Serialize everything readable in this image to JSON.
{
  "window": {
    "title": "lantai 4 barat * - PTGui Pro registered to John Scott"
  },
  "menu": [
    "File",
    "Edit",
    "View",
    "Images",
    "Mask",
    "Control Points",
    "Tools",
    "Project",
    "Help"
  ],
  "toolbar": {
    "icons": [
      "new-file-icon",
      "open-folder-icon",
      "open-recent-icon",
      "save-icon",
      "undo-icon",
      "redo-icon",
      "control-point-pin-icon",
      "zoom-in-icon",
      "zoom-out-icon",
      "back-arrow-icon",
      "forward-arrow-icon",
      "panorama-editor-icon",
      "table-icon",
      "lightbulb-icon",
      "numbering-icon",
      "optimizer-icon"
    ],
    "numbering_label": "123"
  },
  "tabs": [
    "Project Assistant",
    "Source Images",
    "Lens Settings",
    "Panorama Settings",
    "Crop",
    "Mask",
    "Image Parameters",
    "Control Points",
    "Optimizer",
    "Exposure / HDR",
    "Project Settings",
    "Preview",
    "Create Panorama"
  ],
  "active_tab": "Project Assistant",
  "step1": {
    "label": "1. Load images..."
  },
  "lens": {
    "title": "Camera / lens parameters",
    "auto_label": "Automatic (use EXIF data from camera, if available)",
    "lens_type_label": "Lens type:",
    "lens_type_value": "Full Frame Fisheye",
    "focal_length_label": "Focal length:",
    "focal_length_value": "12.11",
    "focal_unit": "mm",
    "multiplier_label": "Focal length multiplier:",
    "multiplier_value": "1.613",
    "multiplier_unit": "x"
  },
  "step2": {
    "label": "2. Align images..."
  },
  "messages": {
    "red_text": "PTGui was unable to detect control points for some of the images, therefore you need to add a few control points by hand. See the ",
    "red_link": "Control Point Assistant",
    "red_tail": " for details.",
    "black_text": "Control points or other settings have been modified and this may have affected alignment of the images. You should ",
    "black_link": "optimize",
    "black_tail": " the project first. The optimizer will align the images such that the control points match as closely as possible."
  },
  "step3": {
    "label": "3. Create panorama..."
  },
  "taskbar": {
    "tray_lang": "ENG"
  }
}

****

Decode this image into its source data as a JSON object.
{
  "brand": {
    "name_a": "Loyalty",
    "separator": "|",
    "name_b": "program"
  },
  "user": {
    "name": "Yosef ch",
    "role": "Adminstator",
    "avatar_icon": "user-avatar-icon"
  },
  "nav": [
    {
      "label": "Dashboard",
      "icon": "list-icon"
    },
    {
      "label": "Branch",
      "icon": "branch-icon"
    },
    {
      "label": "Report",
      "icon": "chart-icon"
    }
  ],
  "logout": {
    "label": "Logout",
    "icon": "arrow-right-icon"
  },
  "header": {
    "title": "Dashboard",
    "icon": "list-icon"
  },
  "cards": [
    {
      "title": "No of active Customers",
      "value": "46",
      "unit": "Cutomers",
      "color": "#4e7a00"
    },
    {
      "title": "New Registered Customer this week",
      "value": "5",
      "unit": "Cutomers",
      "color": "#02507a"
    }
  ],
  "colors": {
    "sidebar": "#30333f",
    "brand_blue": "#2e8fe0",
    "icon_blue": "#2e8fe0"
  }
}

****

§ Exercise:
From the entries above, extract each line containing "PTGui".

§ Written reply:
    "title": "lantai 4 barat * - PTGui Pro registered to John Scott"
    "red_text": "PTGui was unable to detect control points for some of the images, therefore you need to add a few control points by hand. See the ",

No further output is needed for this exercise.